** start Records to use **

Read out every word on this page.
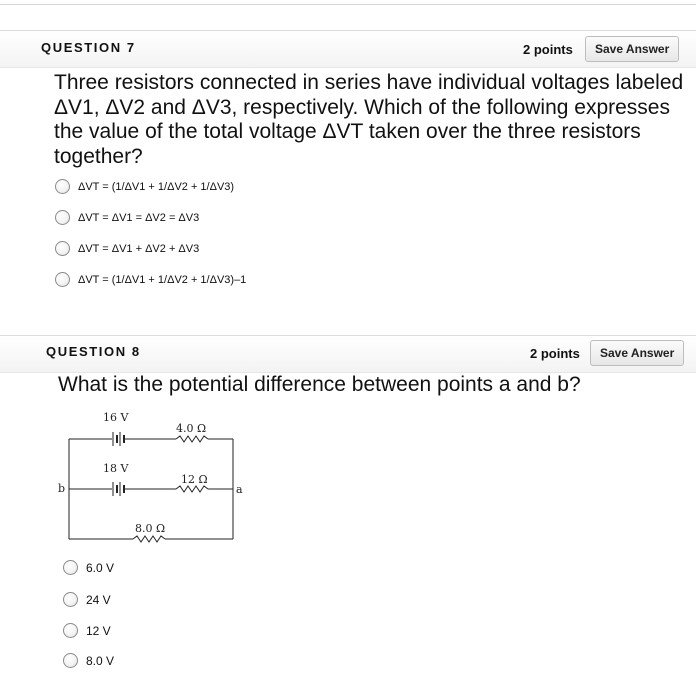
QUESTION 7	2 points	Save Answer
Three resistors connected in series have individual voltages labeled ΔV1, ΔV2 and ΔV3, respectively. Which of the following expresses the value of the total voltage ΔVT taken over the three resistors together?
ΔVT = (1/ΔV1 + 1/ΔV2 + 1/ΔV3)
ΔVT = ΔV1 = ΔV2 = ΔV3
ΔVT = ΔV1 + ΔV2 + ΔV3
ΔVT = (1/ΔV1 + 1/ΔV2 + 1/ΔV3)–1
QUESTION 8	2 points	Save Answer
What is the potential difference between points a and b?
16 V
18 V
4.0 Ω
12 Ω
8.0 Ω
b	a
6.0 V
24 V
12 V
8.0 V
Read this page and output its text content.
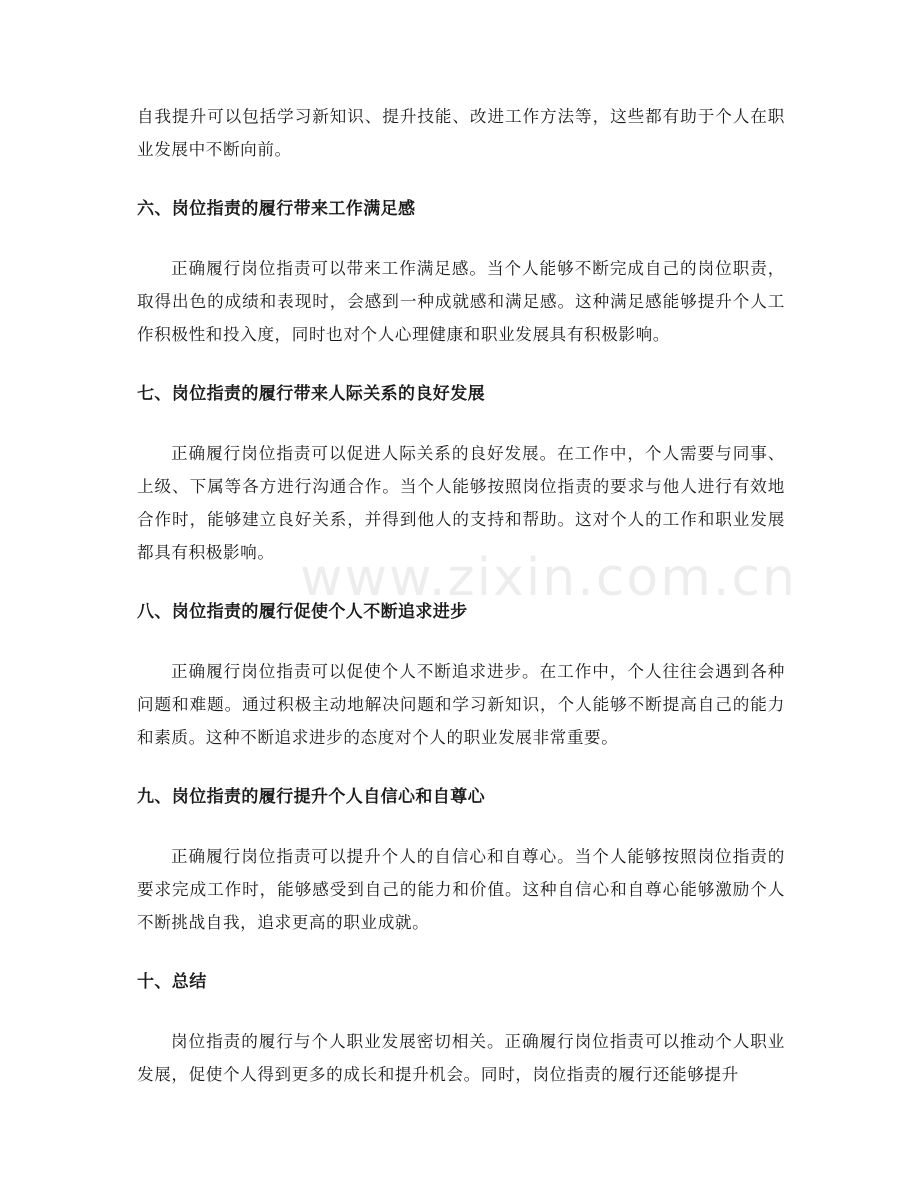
www.zixin.com.cn

自我提升可以包括学习新知识、提升技能、改进工作方法等，这些都有助于个人在职业发展中不断向前。

六、岗位指责的履行带来工作满足感

正确履行岗位指责可以带来工作满足感。当个人能够不断完成自己的岗位职责，取得出色的成绩和表现时，会感到一种成就感和满足感。这种满足感能够提升个人工作积极性和投入度，同时也对个人心理健康和职业发展具有积极影响。

七、岗位指责的履行带来人际关系的良好发展

正确履行岗位指责可以促进人际关系的良好发展。在工作中，个人需要与同事、上级、下属等各方进行沟通合作。当个人能够按照岗位指责的要求与他人进行有效地合作时，能够建立良好关系，并得到他人的支持和帮助。这对个人的工作和职业发展都具有积极影响。

八、岗位指责的履行促使个人不断追求进步

正确履行岗位指责可以促使个人不断追求进步。在工作中，个人往往会遇到各种问题和难题。通过积极主动地解决问题和学习新知识，个人能够不断提高自己的能力和素质。这种不断追求进步的态度对个人的职业发展非常重要。

九、岗位指责的履行提升个人自信心和自尊心

正确履行岗位指责可以提升个人的自信心和自尊心。当个人能够按照岗位指责的要求完成工作时，能够感受到自己的能力和价值。这种自信心和自尊心能够激励个人不断挑战自我，追求更高的职业成就。

十、总结

岗位指责的履行与个人职业发展密切相关。正确履行岗位指责可以推动个人职业发展，促使个人得到更多的成长和提升机会。同时，岗位指责的履行还能够提升
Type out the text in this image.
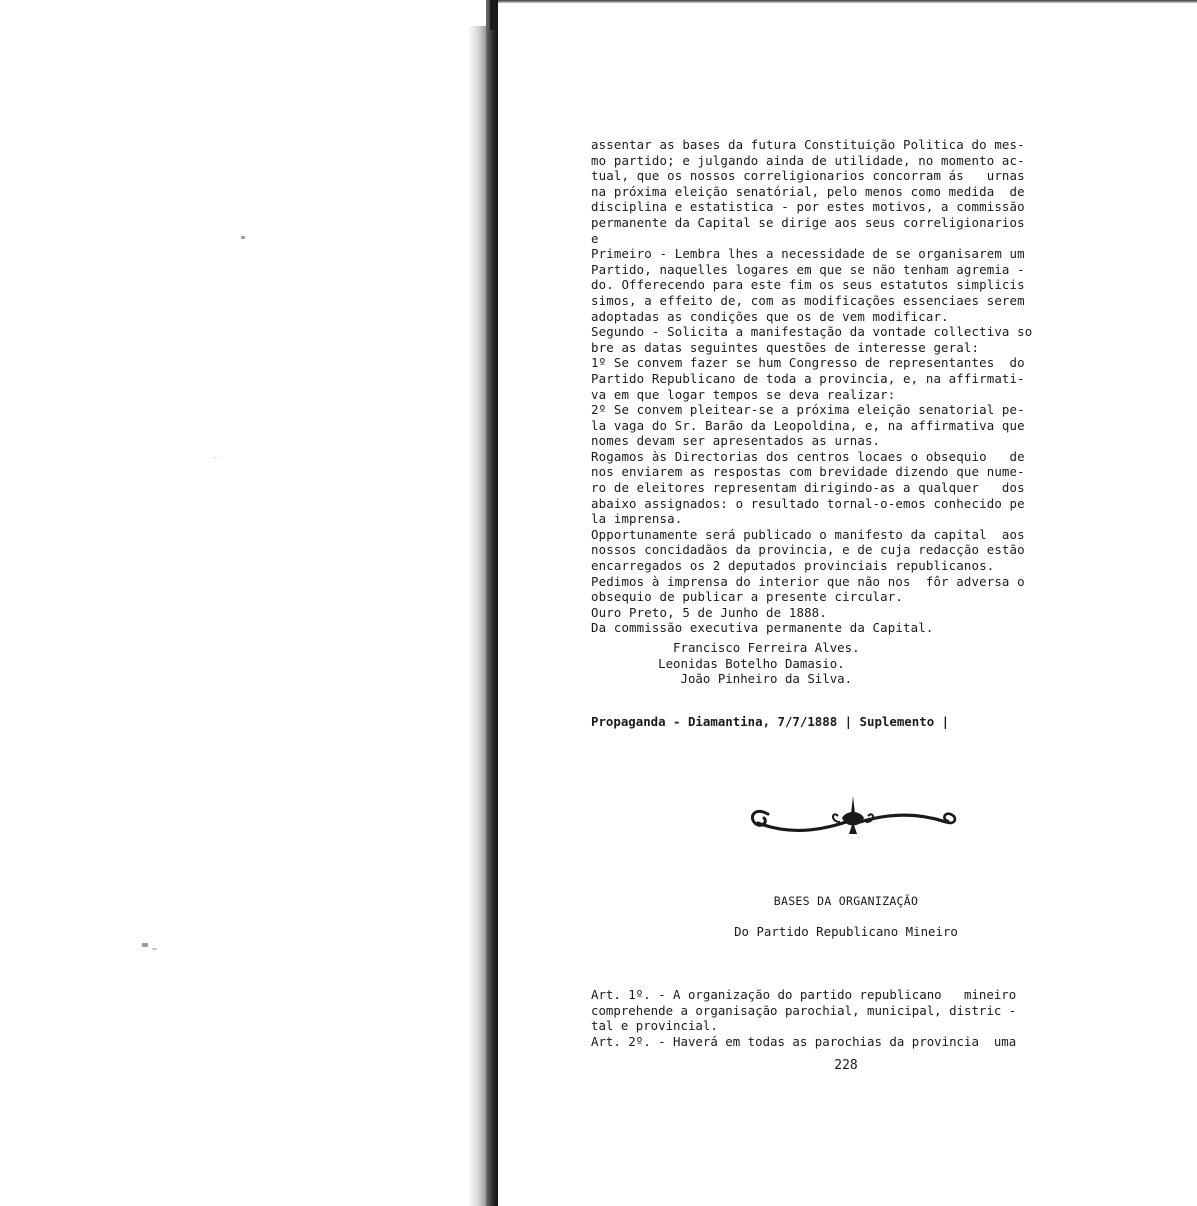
assentar as bases da futura Constituição Politica do mes-
mo partido; e julgando ainda de utilidade, no momento ac-
tual, que os nossos correligionarios concorram ás   urnas
na próxima eleição senatórial, pelo menos como medida  de
disciplina e estatistica - por estes motivos, a commissão
permanente da Capital se dirige aos seus correligionarios
e
Primeiro - Lembra lhes a necessidade de se organisarem um
Partido, naquelles logares em que se não tenham agremia -
do. Offerecendo para este fim os seus estatutos simplicis
simos, a effeito de, com as modificações essenciaes serem
adoptadas as condições que os de vem modificar.
Segundo - Solicita a manifestação da vontade collectiva so
bre as datas seguintes questões de interesse geral:
1º Se convem fazer se hum Congresso de representantes  do
Partido Republicano de toda a provincia, e, na affirmati-
va em que logar tempos se deva realizar:
2º Se convem pleitear-se a próxima eleição senatorial pe-
la vaga do Sr. Barão da Leopoldina, e, na affirmativa que
nomes devam ser apresentados as urnas.
Rogamos às Directorias dos centros locaes o obsequio   de
nos enviarem as respostas com brevidade dizendo que nume-
ro de eleitores representam dirigindo-as a qualquer   dos
abaixo assignados: o resultado tornal-o-emos conhecido pe
la imprensa.
Opportunamente será publicado o manifesto da capital  aos
nossos concidadãos da provincia, e de cuja redacção estão
encarregados os 2 deputados provinciais republicanos.
Pedimos à imprensa do interior que não nos  fôr adversa o
obsequio de publicar a presente circular.
Ouro Preto, 5 de Junho de 1888.
Da commissão executiva permanente da Capital.
Francisco Ferreira Alves.
Leonidas Botelho Damasio.
João Pinheiro da Silva.
Propaganda - Diamantina, 7/7/1888 | Suplemento |
BASES DA ORGANIZAÇÃO
Do Partido Republicano Mineiro
Art. 1º. - A organização do partido republicano   mineiro
comprehende a organisação parochial, municipal, distric -
tal e provincial.
Art. 2º. - Haverá em todas as parochias da provincia  uma
228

** end Records to use **

What you should do
Reproduce all of the data exactly; the pictures do not belong in the copy.

Reply to the task
Read out every word on this page.
QUESTION 7	2 points	Save Answer
Three resistors connected in series have individual voltages labeled ΔV1, ΔV2 and ΔV3, respectively. Which of the following expresses the value of the total voltage ΔVT taken over the three resistors together?
ΔVT = (1/ΔV1 + 1/ΔV2 + 1/ΔV3)
ΔVT = ΔV1 = ΔV2 = ΔV3
ΔVT = ΔV1 + ΔV2 + ΔV3
ΔVT = (1/ΔV1 + 1/ΔV2 + 1/ΔV3)–1
QUESTION 8	2 points	Save Answer
What is the potential difference between points a and b?
16 V
18 V
4.0 Ω
12 Ω
8.0 Ω
b	a
6.0 V
24 V
12 V
8.0 V
Read this page and output its text content.
www.zixin.com.cn

自我提升可以包括学习新知识、提升技能、改进工作方法等，这些都有助于个人在职业发展中不断向前。

六、岗位指责的履行带来工作满足感

正确履行岗位指责可以带来工作满足感。当个人能够不断完成自己的岗位职责，取得出色的成绩和表现时，会感到一种成就感和满足感。这种满足感能够提升个人工作积极性和投入度，同时也对个人心理健康和职业发展具有积极影响。

七、岗位指责的履行带来人际关系的良好发展

正确履行岗位指责可以促进人际关系的良好发展。在工作中，个人需要与同事、上级、下属等各方进行沟通合作。当个人能够按照岗位指责的要求与他人进行有效地合作时，能够建立良好关系，并得到他人的支持和帮助。这对个人的工作和职业发展都具有积极影响。

八、岗位指责的履行促使个人不断追求进步

正确履行岗位指责可以促使个人不断追求进步。在工作中，个人往往会遇到各种问题和难题。通过积极主动地解决问题和学习新知识，个人能够不断提高自己的能力和素质。这种不断追求进步的态度对个人的职业发展非常重要。

九、岗位指责的履行提升个人自信心和自尊心

正确履行岗位指责可以提升个人的自信心和自尊心。当个人能够按照岗位指责的要求完成工作时，能够感受到自己的能力和价值。这种自信心和自尊心能够激励个人不断挑战自我，追求更高的职业成就。

十、总结

岗位指责的履行与个人职业发展密切相关。正确履行岗位指责可以推动个人职业发展，促使个人得到更多的成长和提升机会。同时，岗位指责的履行还能够提升
Type out the text in this image.
assentar as bases da futura Constituição Politica do mes-
mo partido; e julgando ainda de utilidade, no momento ac-
tual, que os nossos correligionarios concorram ás   urnas
na próxima eleição senatórial, pelo menos como medida  de
disciplina e estatistica - por estes motivos, a commissão
permanente da Capital se dirige aos seus correligionarios
e
Primeiro - Lembra lhes a necessidade de se organisarem um
Partido, naquelles logares em que se não tenham agremia -
do. Offerecendo para este fim os seus estatutos simplicis
simos, a effeito de, com as modificações essenciaes serem
adoptadas as condições que os de vem modificar.
Segundo - Solicita a manifestação da vontade collectiva so
bre as datas seguintes questões de interesse geral:
1º Se convem fazer se hum Congresso de representantes  do
Partido Republicano de toda a provincia, e, na affirmati-
va em que logar tempos se deva realizar:
2º Se convem pleitear-se a próxima eleição senatorial pe-
la vaga do Sr. Barão da Leopoldina, e, na affirmativa que
nomes devam ser apresentados as urnas.
Rogamos às Directorias dos centros locaes o obsequio   de
nos enviarem as respostas com brevidade dizendo que nume-
ro de eleitores representam dirigindo-as a qualquer   dos
abaixo assignados: o resultado tornal-o-emos conhecido pe
la imprensa.
Opportunamente será publicado o manifesto da capital  aos
nossos concidadãos da provincia, e de cuja redacção estão
encarregados os 2 deputados provinciais republicanos.
Pedimos à imprensa do interior que não nos  fôr adversa o
obsequio de publicar a presente circular.
Ouro Preto, 5 de Junho de 1888.
Da commissão executiva permanente da Capital.
Francisco Ferreira Alves.
Leonidas Botelho Damasio.
João Pinheiro da Silva.
Propaganda - Diamantina, 7/7/1888 | Suplemento |
BASES DA ORGANIZAÇÃO
Do Partido Republicano Mineiro
Art. 1º. - A organização do partido republicano   mineiro
comprehende a organisação parochial, municipal, distric -
tal e provincial.
Art. 2º. - Haverá em todas as parochias da provincia  uma
228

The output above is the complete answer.